• **Entries**:
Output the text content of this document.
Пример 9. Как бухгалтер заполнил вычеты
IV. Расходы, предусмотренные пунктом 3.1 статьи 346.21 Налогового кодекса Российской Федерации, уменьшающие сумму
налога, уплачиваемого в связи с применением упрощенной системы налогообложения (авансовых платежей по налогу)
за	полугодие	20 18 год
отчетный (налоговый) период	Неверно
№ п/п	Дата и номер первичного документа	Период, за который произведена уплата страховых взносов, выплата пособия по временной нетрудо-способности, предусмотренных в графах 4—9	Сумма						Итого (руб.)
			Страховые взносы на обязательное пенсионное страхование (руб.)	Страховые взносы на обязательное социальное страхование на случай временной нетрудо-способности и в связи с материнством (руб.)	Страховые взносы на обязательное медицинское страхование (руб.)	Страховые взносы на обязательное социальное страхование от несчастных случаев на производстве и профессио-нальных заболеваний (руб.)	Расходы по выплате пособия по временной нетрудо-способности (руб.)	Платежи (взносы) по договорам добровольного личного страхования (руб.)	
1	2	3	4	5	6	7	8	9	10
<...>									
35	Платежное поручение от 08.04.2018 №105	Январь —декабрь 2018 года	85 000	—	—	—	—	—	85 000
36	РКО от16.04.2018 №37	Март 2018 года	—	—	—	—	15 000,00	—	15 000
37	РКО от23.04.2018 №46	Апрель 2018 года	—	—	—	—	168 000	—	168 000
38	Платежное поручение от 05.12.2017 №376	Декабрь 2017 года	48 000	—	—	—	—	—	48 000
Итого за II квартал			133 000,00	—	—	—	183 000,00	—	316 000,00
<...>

• **Your goal**: Copy out every line in the entries above that holds "Итого".

• **Reply to the exercise**:
№ п/п	Дата и номер первичного документа	Период, за который произведена уплата страховых взносов, выплата пособия по временной нетрудо-способности, предусмотренных в графах 4—9	Сумма						Итого (руб.)
Итого за II квартал			133 000,00	—	—	—	183 000,00	—	316 000,00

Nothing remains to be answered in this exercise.